#### Message fourni ####

Messagepar MANÉ Diégo sur 05 Jan 2009, 02:50

Le 93e de Ligne en 1815
En réponses aux questions relatives de Jean-Pierre Hyvron.

Ami Jean-Pierre,

Je vais répondre à tes questions relatives au 93e de Ligne en 1815, mais sous la forme d’un message que je mets sur le forum de “Planète Napoléon” car “charité bien ordonnée commence par soi-même” et, comme tu le sais, suite à sa destruction par des “pirates” du web le 5 septembre passé, notre site a besoin de “volume” et tout mon temps lui est dédié.

Par contre, bien sûr, pas de problème, bien au contraire, pour que tu relaies ces informations, en tout ou partie, à tes amis du forum “Jeux d’Histoire” car “les amis de mes amis sont mes amis”. Je suis très proverbes ce soir !

####

• [Consignes]
1) Dans le message, réécris en plus court le paragraphe qui commence par « Je vais répondre à tes questions », en gardant ses faits principaux.
2) D'après le message, à quelle date le site a-t-il été détruit par des pirates du web ?
3) Pour chaque affirmation, indique par oui ou par non si elle s'accorde avec le message, et cite les mots qui tranchent.
(a) Le message répond à des questions de Jean-Pierre Hyvron.
(b) Le message refuse que ces informations soient relayées sur le forum « Jeux d'Histoire ».
(c) Le site a été détruit en janvier.

#### Données fournies ####

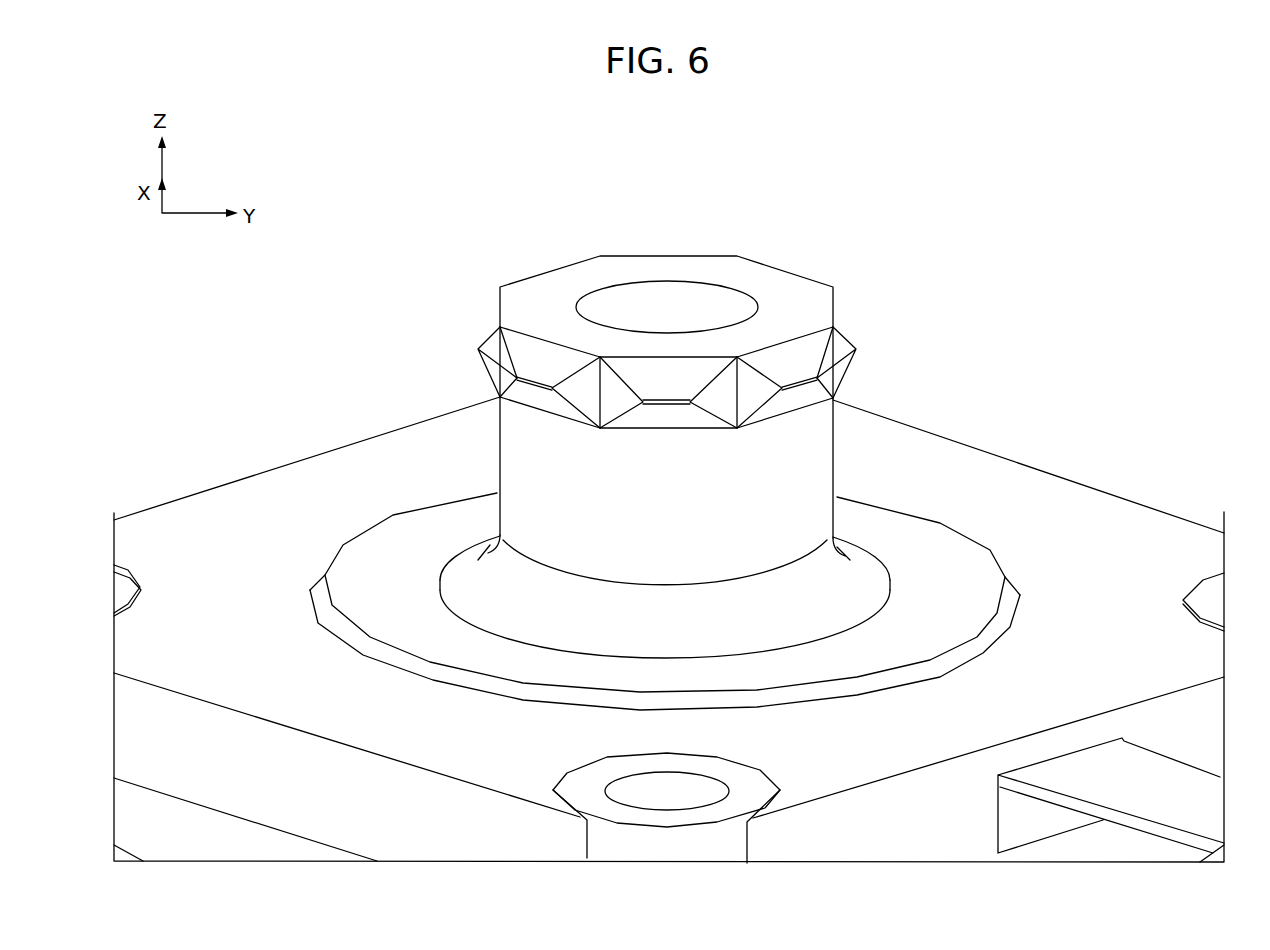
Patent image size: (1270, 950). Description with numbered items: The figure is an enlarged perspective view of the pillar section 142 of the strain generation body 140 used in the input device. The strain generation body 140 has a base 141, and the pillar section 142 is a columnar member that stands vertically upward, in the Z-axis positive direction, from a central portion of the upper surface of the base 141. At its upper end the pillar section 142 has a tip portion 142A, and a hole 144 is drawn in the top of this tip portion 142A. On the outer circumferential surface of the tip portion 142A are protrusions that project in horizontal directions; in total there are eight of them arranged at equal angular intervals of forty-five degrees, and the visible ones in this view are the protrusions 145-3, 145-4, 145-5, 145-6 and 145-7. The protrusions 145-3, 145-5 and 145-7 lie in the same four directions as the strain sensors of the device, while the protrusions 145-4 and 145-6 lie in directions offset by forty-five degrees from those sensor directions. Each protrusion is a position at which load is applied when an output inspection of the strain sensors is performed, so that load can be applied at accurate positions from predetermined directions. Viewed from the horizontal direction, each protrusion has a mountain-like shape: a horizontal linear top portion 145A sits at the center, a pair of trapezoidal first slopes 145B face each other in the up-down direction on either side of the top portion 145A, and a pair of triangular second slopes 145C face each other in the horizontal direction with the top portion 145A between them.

####

• [Réponses par consigne]
1) Je réponds à tes questions sur le 93e de Ligne en 1815 par un message sur le forum de « Planète Napoléon ». Depuis sa destruction par des pirates du web le 5 septembre passé, notre site a besoin de contenu, et j'y consacre tout mon temps.

2) Le 5 septembre passé.

3)
(a) Oui : « En réponses aux questions relatives de Jean-Pierre Hyvron. »
(b) Non : « pas de problème, bien au contraire, pour que tu relaies ces informations, en tout ou partie, à tes amis du forum “Jeux d’Histoire” »
(c) Non : « suite à sa destruction par des “pirates” du web le 5 septembre passé »